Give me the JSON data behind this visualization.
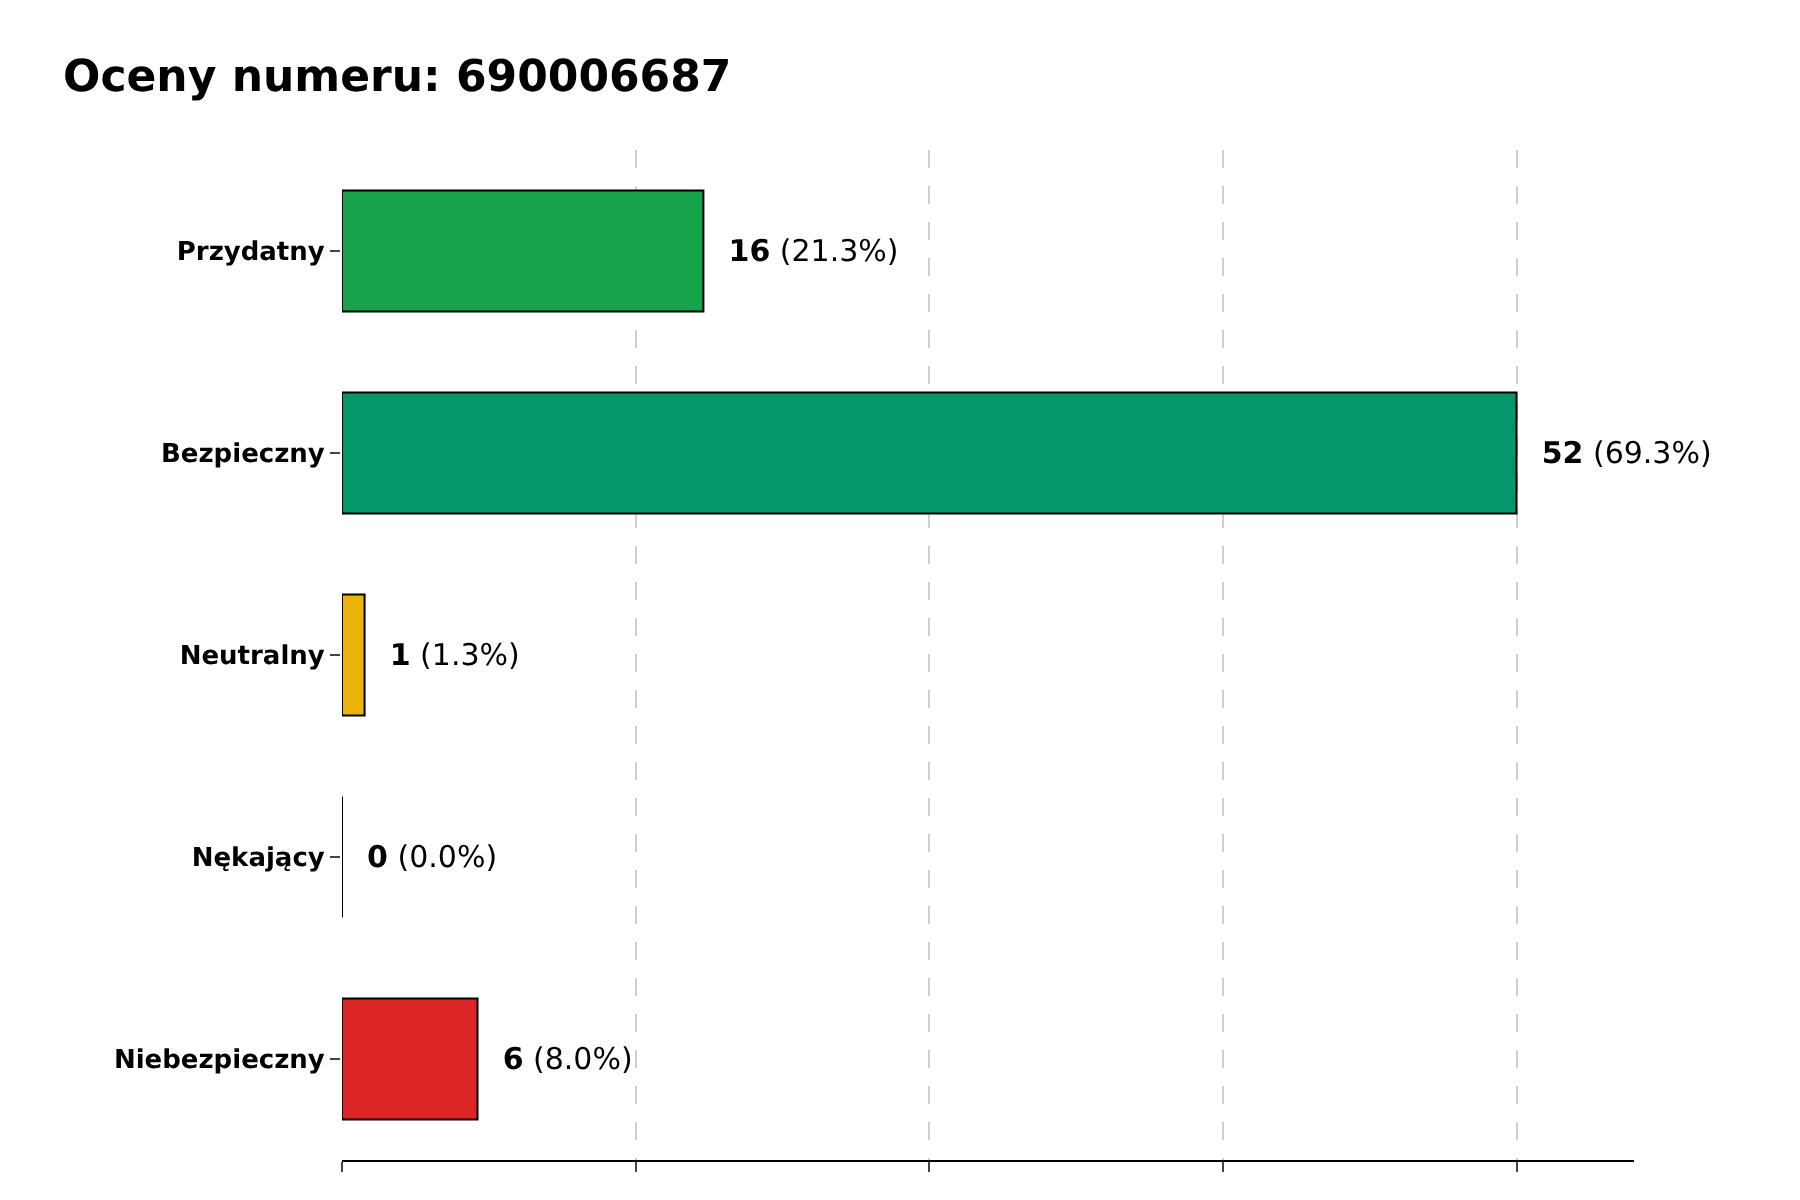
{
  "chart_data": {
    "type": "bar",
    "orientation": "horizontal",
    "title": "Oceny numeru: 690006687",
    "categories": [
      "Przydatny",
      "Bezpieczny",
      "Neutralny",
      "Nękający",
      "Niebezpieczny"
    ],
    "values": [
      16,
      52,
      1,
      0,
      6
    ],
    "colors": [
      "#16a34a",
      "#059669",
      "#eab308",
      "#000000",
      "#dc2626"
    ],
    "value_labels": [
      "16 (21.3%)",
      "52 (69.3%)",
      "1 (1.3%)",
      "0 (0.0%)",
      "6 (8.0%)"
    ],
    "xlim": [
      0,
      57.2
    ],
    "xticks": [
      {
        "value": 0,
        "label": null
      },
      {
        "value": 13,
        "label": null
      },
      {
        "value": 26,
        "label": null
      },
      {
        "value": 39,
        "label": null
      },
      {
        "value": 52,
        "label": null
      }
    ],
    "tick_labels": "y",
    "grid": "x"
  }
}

:: WHAT YOU NEED TO DO ::
Pictures stay out; reproduce every line of the records exactly.

:: EXPECTED ANSWER ::
Give me the JSON data behind this visualization.
{
  "chart_data": {
    "type": "bar",
    "orientation": "horizontal",
    "title": "Oceny numeru: 690006687",
    "categories": [
      "Przydatny",
      "Bezpieczny",
      "Neutralny",
      "Nękający",
      "Niebezpieczny"
    ],
    "values": [
      16,
      52,
      1,
      0,
      6
    ],
    "colors": [
      "#16a34a",
      "#059669",
      "#eab308",
      "#000000",
      "#dc2626"
    ],
    "value_labels": [
      "16 (21.3%)",
      "52 (69.3%)",
      "1 (1.3%)",
      "0 (0.0%)",
      "6 (8.0%)"
    ],
    "xlim": [
      0,
      57.2
    ],
    "xticks": [
      {
        "value": 0,
        "label": null
      },
      {
        "value": 13,
        "label": null
      },
      {
        "value": 26,
        "label": null
      },
      {
        "value": 39,
        "label": null
      },
      {
        "value": 52,
        "label": null
      }
    ],
    "tick_labels": "y",
    "grid": "x"
  }
}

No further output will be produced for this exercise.